Exercise aim
In the records below, find each line with the word "JSON" and copy it.

Recorded data
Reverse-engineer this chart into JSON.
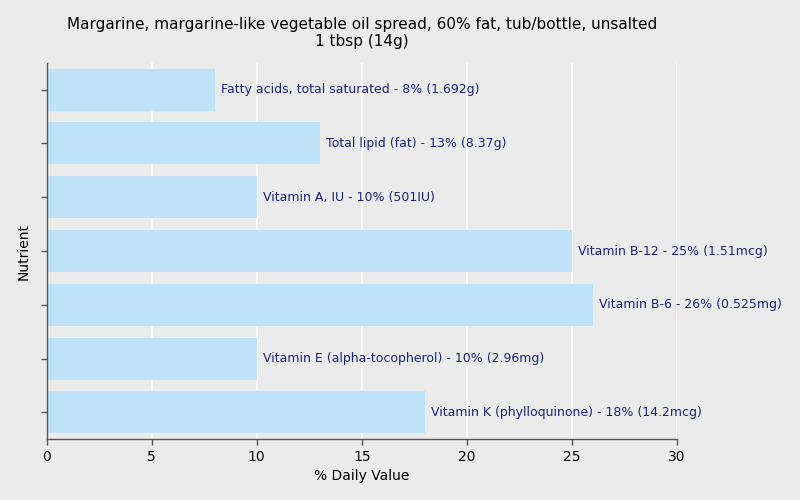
{
  "title_line1": "Margarine, margarine-like vegetable oil spread, 60% fat, tub/bottle, unsalted",
  "title_line2": "1 tbsp (14g)",
  "nutrients": [
    "Fatty acids, total saturated - 8% (1.692g)",
    "Total lipid (fat) - 13% (8.37g)",
    "Vitamin A, IU - 10% (501IU)",
    "Vitamin B-12 - 25% (1.51mcg)",
    "Vitamin B-6 - 26% (0.525mg)",
    "Vitamin E (alpha-tocopherol) - 10% (2.96mg)",
    "Vitamin K (phylloquinone) - 18% (14.2mcg)"
  ],
  "values": [
    8,
    13,
    10,
    25,
    26,
    10,
    18
  ],
  "bar_color": "#bee3f8",
  "background_color": "#ebebeb",
  "text_color": "#1a237e",
  "xlabel": "% Daily Value",
  "ylabel": "Nutrient",
  "xlim": [
    0,
    30
  ],
  "xticks": [
    0,
    5,
    10,
    15,
    20,
    25,
    30
  ],
  "title_fontsize": 11,
  "label_fontsize": 9,
  "axis_fontsize": 10,
  "bar_height": 0.78,
  "grid_color": "#ffffff"
}
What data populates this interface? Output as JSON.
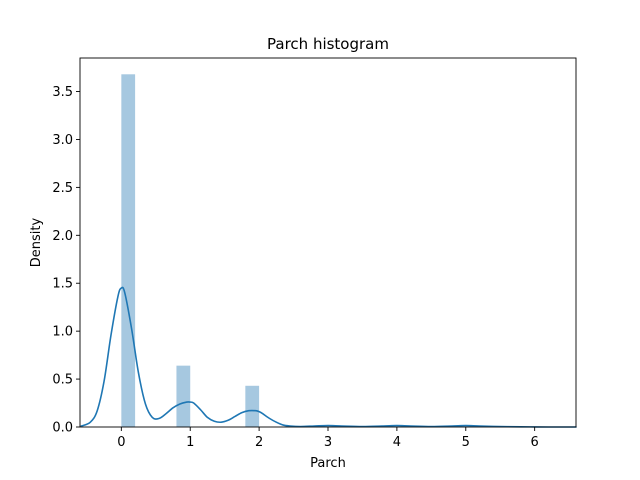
{
  "chart_data": {
    "type": "bar",
    "title": "Parch histogram",
    "xlabel": "Parch",
    "ylabel": "Density",
    "xlim": [
      -0.6,
      6.6
    ],
    "ylim": [
      0,
      3.85
    ],
    "xticks": [
      0,
      1,
      2,
      3,
      4,
      5,
      6
    ],
    "yticks": [
      0.0,
      0.5,
      1.0,
      1.5,
      2.0,
      2.5,
      3.0,
      3.5
    ],
    "grid": false,
    "colors": {
      "bars": "#a6c8e0",
      "kde": "#1f77b4"
    },
    "series": [
      {
        "kind": "histogram",
        "bins": [
          {
            "x0": 0.0,
            "x1": 0.2,
            "value": 3.68
          },
          {
            "x0": 0.8,
            "x1": 1.0,
            "value": 0.64
          },
          {
            "x0": 1.8,
            "x1": 2.0,
            "value": 0.43
          },
          {
            "x0": 2.8,
            "x1": 3.0,
            "value": 0.0
          },
          {
            "x0": 3.8,
            "x1": 4.0,
            "value": 0.0
          },
          {
            "x0": 4.8,
            "x1": 5.0,
            "value": 0.0
          },
          {
            "x0": 5.8,
            "x1": 6.0,
            "value": 0.0
          }
        ]
      },
      {
        "kind": "kde",
        "x": [
          -0.58,
          -0.45,
          -0.35,
          -0.25,
          -0.15,
          -0.05,
          0.0,
          0.05,
          0.15,
          0.25,
          0.35,
          0.45,
          0.55,
          0.65,
          0.75,
          0.85,
          0.95,
          1.0,
          1.05,
          1.15,
          1.25,
          1.35,
          1.45,
          1.55,
          1.65,
          1.75,
          1.85,
          1.95,
          2.0,
          2.05,
          2.15,
          2.25,
          2.35,
          2.45,
          2.6,
          2.8,
          3.0,
          3.2,
          3.5,
          3.8,
          4.0,
          4.2,
          4.5,
          4.8,
          5.0,
          5.2,
          5.5,
          5.8,
          6.0,
          6.2,
          6.4,
          6.6
        ],
        "y": [
          0.01,
          0.05,
          0.17,
          0.48,
          0.96,
          1.36,
          1.45,
          1.4,
          1.02,
          0.56,
          0.24,
          0.1,
          0.09,
          0.14,
          0.2,
          0.24,
          0.26,
          0.26,
          0.25,
          0.18,
          0.1,
          0.06,
          0.05,
          0.07,
          0.11,
          0.15,
          0.17,
          0.17,
          0.16,
          0.14,
          0.09,
          0.05,
          0.02,
          0.01,
          0.005,
          0.01,
          0.015,
          0.01,
          0.005,
          0.01,
          0.015,
          0.01,
          0.005,
          0.01,
          0.015,
          0.01,
          0.005,
          0.002,
          0.001,
          0.0,
          0.0,
          0.0
        ]
      }
    ]
  }
}
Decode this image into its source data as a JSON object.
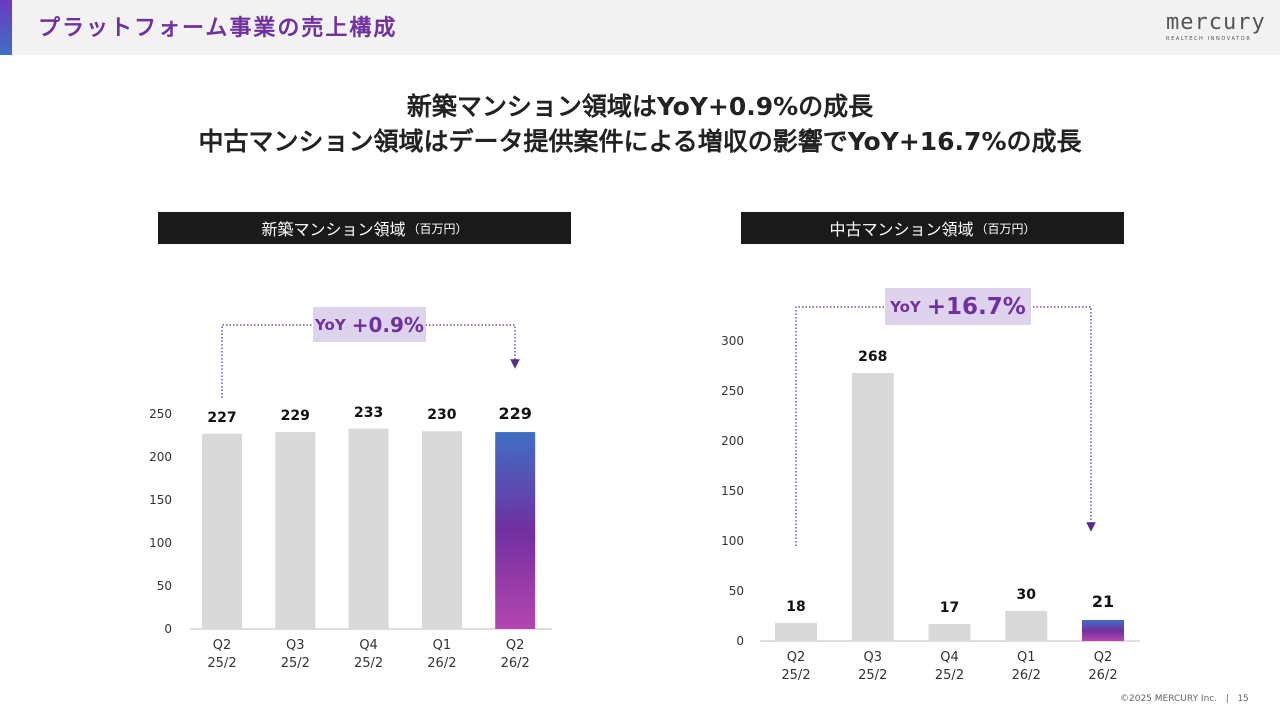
{
  "header": {
    "title": "プラットフォーム事業の売上構成",
    "logo": "mercury",
    "logo_tagline": "REALTECH INNOVATOR"
  },
  "headline": [
    "新築マンション領域はYoY+0.9%の成長",
    "中古マンション領域はデータ提供案件による増収の影響でYoY+16.7%の成長"
  ],
  "chart_data": [
    {
      "type": "bar",
      "title": "新築マンション領域",
      "unit": "（百万円）",
      "categories": [
        "Q2\n25/2",
        "Q3\n25/2",
        "Q4\n25/2",
        "Q1\n26/2",
        "Q2\n26/2"
      ],
      "values": [
        227,
        229,
        233,
        230,
        229
      ],
      "colors": [
        "#d9d9d9",
        "#d9d9d9",
        "#d9d9d9",
        "#d9d9d9",
        "#7030a0"
      ],
      "ylim": [
        0,
        250
      ],
      "yticks": [
        0,
        50,
        100,
        150,
        200,
        250
      ],
      "grid": false,
      "annotation": [
        "YoY",
        "+0.9%"
      ]
    },
    {
      "type": "bar",
      "title": "中古マンション領域",
      "unit": "（百万円）",
      "categories": [
        "Q2\n25/2",
        "Q3\n25/2",
        "Q4\n25/2",
        "Q1\n26/2",
        "Q2\n26/2"
      ],
      "values": [
        18,
        268,
        17,
        30,
        21
      ],
      "colors": [
        "#d9d9d9",
        "#d9d9d9",
        "#d9d9d9",
        "#d9d9d9",
        "#7030a0"
      ],
      "ylim": [
        0,
        300
      ],
      "yticks": [
        0,
        50,
        100,
        150,
        200,
        250,
        300
      ],
      "grid": false,
      "annotation": [
        "YoY",
        "+16.7%"
      ]
    }
  ],
  "footer": {
    "copyright": "©2025 MERCURY Inc.",
    "page": "15"
  }
}
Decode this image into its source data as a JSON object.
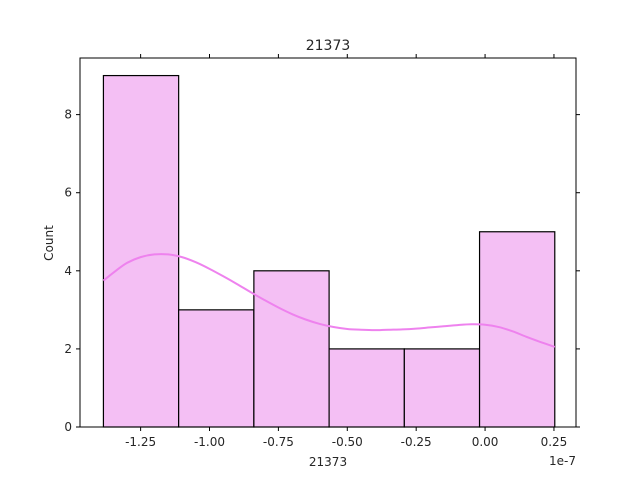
{
  "chart_data": {
    "type": "bar",
    "subtype": "histogram-with-kde",
    "title": "21373",
    "xlabel": "21373",
    "ylabel": "Count",
    "x_offset_text": "1e-7",
    "xlim": [
      -1.47,
      0.33
    ],
    "ylim": [
      0,
      9.45
    ],
    "xticks": [
      -1.25,
      -1.0,
      -0.75,
      -0.5,
      -0.25,
      0.0,
      0.25
    ],
    "xtick_labels": [
      "-1.25",
      "-1.00",
      "-0.75",
      "-0.50",
      "-0.25",
      "0.00",
      "0.25"
    ],
    "yticks": [
      0,
      2,
      4,
      6,
      8
    ],
    "ytick_labels": [
      "0",
      "2",
      "4",
      "6",
      "8"
    ],
    "bins": [
      {
        "x0": -1.385,
        "x1": -1.112,
        "count": 9
      },
      {
        "x0": -1.112,
        "x1": -0.839,
        "count": 3
      },
      {
        "x0": -0.839,
        "x1": -0.566,
        "count": 4
      },
      {
        "x0": -0.566,
        "x1": -0.293,
        "count": 2
      },
      {
        "x0": -0.293,
        "x1": -0.02,
        "count": 2
      },
      {
        "x0": -0.02,
        "x1": 0.253,
        "count": 5
      }
    ],
    "kde": {
      "x": [
        -1.385,
        -1.34,
        -1.3,
        -1.25,
        -1.2,
        -1.15,
        -1.1,
        -1.05,
        -1.0,
        -0.95,
        -0.9,
        -0.85,
        -0.8,
        -0.75,
        -0.7,
        -0.65,
        -0.6,
        -0.55,
        -0.5,
        -0.45,
        -0.4,
        -0.35,
        -0.3,
        -0.25,
        -0.2,
        -0.15,
        -0.1,
        -0.05,
        0.0,
        0.05,
        0.1,
        0.15,
        0.2,
        0.253
      ],
      "y": [
        3.75,
        4.0,
        4.2,
        4.35,
        4.42,
        4.42,
        4.35,
        4.22,
        4.05,
        3.86,
        3.66,
        3.45,
        3.25,
        3.06,
        2.89,
        2.75,
        2.64,
        2.56,
        2.51,
        2.49,
        2.48,
        2.49,
        2.5,
        2.52,
        2.55,
        2.58,
        2.61,
        2.63,
        2.62,
        2.56,
        2.45,
        2.31,
        2.18,
        2.05
      ]
    },
    "grid": false,
    "colors": {
      "bar_fill": "#f4bff4",
      "bar_edge": "#000000",
      "kde_line": "#ee82ee",
      "axis": "#000000",
      "text": "#262626"
    }
  }
}
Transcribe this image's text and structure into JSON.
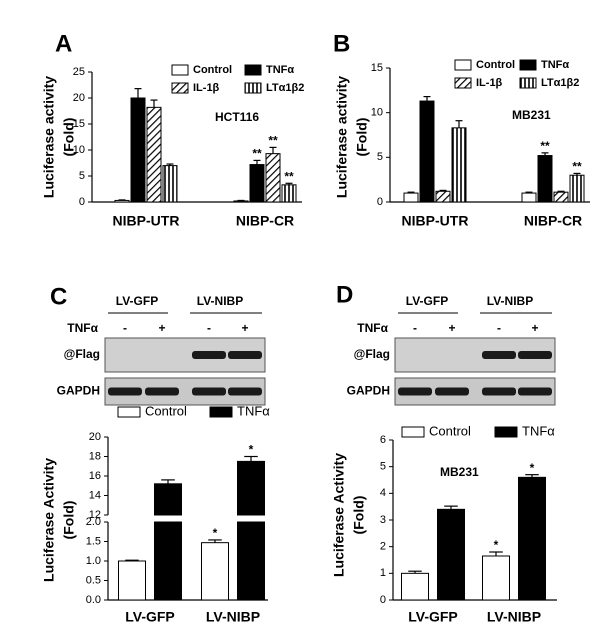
{
  "chart_data": [
    {
      "type": "bar",
      "panel": "A",
      "ylabel": [
        "Luciferase activity",
        "(Fold)"
      ],
      "annotation": "HCT116",
      "categories": [
        "NIBP-UTR",
        "NIBP-CR"
      ],
      "ylim": [
        0,
        25
      ],
      "yticks": [
        0,
        5,
        10,
        15,
        20,
        25
      ],
      "series": [
        {
          "name": "Control",
          "color": "#ffffff",
          "fill": "solid",
          "values": [
            0.3,
            0.2
          ],
          "errors": [
            0.1,
            0.1
          ]
        },
        {
          "name": "TNFα",
          "color": "#000000",
          "fill": "solid",
          "values": [
            20,
            7.2
          ],
          "errors": [
            1.8,
            0.8
          ],
          "significance": [
            null,
            "**"
          ]
        },
        {
          "name": "IL-1β",
          "color": "#000000",
          "fill": "hatch",
          "values": [
            18.2,
            9.3
          ],
          "errors": [
            1.4,
            1.2
          ],
          "significance": [
            null,
            "**"
          ]
        },
        {
          "name": "LTα1β2",
          "color": "#000000",
          "fill": "vertical",
          "values": [
            7,
            3.3
          ],
          "errors": [
            0.3,
            0.3
          ],
          "significance": [
            null,
            "**"
          ]
        }
      ]
    },
    {
      "type": "bar",
      "panel": "B",
      "ylabel": [
        "Luciferase activity",
        "(Fold)"
      ],
      "annotation": "MB231",
      "categories": [
        "NIBP-UTR",
        "NIBP-CR"
      ],
      "ylim": [
        0,
        15
      ],
      "yticks": [
        0,
        5,
        10,
        15
      ],
      "series": [
        {
          "name": "Control",
          "color": "#ffffff",
          "fill": "solid",
          "values": [
            1,
            1
          ],
          "errors": [
            0.1,
            0.1
          ]
        },
        {
          "name": "TNFα",
          "color": "#000000",
          "fill": "solid",
          "values": [
            11.3,
            5.2
          ],
          "errors": [
            0.5,
            0.3
          ],
          "significance": [
            null,
            "**"
          ]
        },
        {
          "name": "IL-1β",
          "color": "#000000",
          "fill": "hatch",
          "values": [
            1.2,
            1.1
          ],
          "errors": [
            0.1,
            0.1
          ]
        },
        {
          "name": "LTα1β2",
          "color": "#000000",
          "fill": "vertical",
          "values": [
            8.3,
            3
          ],
          "errors": [
            0.8,
            0.2
          ],
          "significance": [
            null,
            "**"
          ]
        }
      ]
    },
    {
      "type": "bar",
      "panel": "C",
      "ylabel": [
        "Luciferase Activity",
        "(Fold)"
      ],
      "categories": [
        "LV-GFP",
        "LV-NIBP"
      ],
      "ylim": [
        0,
        20
      ],
      "ybreak": [
        2,
        12
      ],
      "yticks": [
        {
          "value": 0,
          "label": "0.0"
        },
        {
          "value": 0.5,
          "label": "0.5"
        },
        {
          "value": 1,
          "label": "1.0"
        },
        {
          "value": 1.5,
          "label": "1.5"
        },
        {
          "value": 2,
          "label": "2.0"
        },
        12,
        14,
        16,
        18,
        20
      ],
      "series": [
        {
          "name": "Control",
          "color": "#ffffff",
          "fill": "solid",
          "values": [
            1.0,
            1.47
          ],
          "errors": [
            0.02,
            0.07
          ],
          "significance": [
            null,
            "*"
          ]
        },
        {
          "name": "TNFα",
          "color": "#000000",
          "fill": "solid",
          "values": [
            15.2,
            17.5
          ],
          "errors": [
            0.4,
            0.5
          ],
          "significance": [
            null,
            "*"
          ]
        }
      ]
    },
    {
      "type": "bar",
      "panel": "D",
      "ylabel": [
        "Luciferase Activity",
        "(Fold)"
      ],
      "annotation": "MB231",
      "categories": [
        "LV-GFP",
        "LV-NIBP"
      ],
      "ylim": [
        0,
        6
      ],
      "yticks": [
        0,
        1,
        2,
        3,
        4,
        5,
        6
      ],
      "series": [
        {
          "name": "Control",
          "color": "#ffffff",
          "fill": "solid",
          "values": [
            1.0,
            1.65
          ],
          "errors": [
            0.08,
            0.15
          ],
          "significance": [
            null,
            "*"
          ]
        },
        {
          "name": "TNFα",
          "color": "#000000",
          "fill": "solid",
          "values": [
            3.4,
            4.6
          ],
          "errors": [
            0.12,
            0.1
          ],
          "significance": [
            null,
            "*"
          ]
        }
      ]
    }
  ],
  "blots": [
    {
      "groups": [
        "LV-GFP",
        "LV-NIBP"
      ],
      "treatment": "TNFα",
      "lanes": [
        "-",
        "+",
        "-",
        "+"
      ],
      "rows": [
        "@Flag",
        "GAPDH"
      ]
    },
    {
      "groups": [
        "LV-GFP",
        "LV-NIBP"
      ],
      "treatment": "TNFα",
      "lanes": [
        "-",
        "+",
        "-",
        "+"
      ],
      "rows": [
        "@Flag",
        "GAPDH"
      ]
    }
  ]
}
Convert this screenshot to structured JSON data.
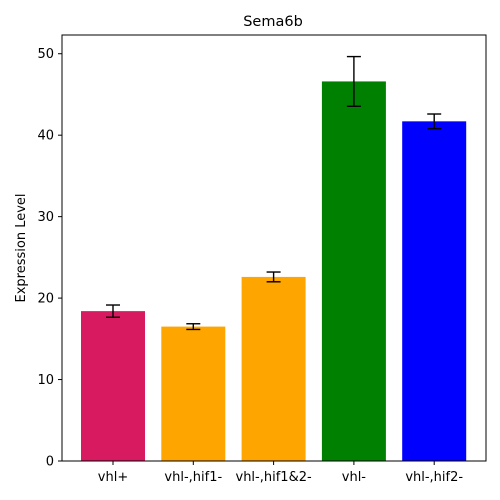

Solution below
Reverse-engineer this chart into JSON.
What data populates this interface? Output as JSON.
Decode this image into its source data as a JSON object.
Decode this image into its source data as a JSON object.
Transcribe this image's text and structure into JSON.
Convert this screenshot to structured JSON data.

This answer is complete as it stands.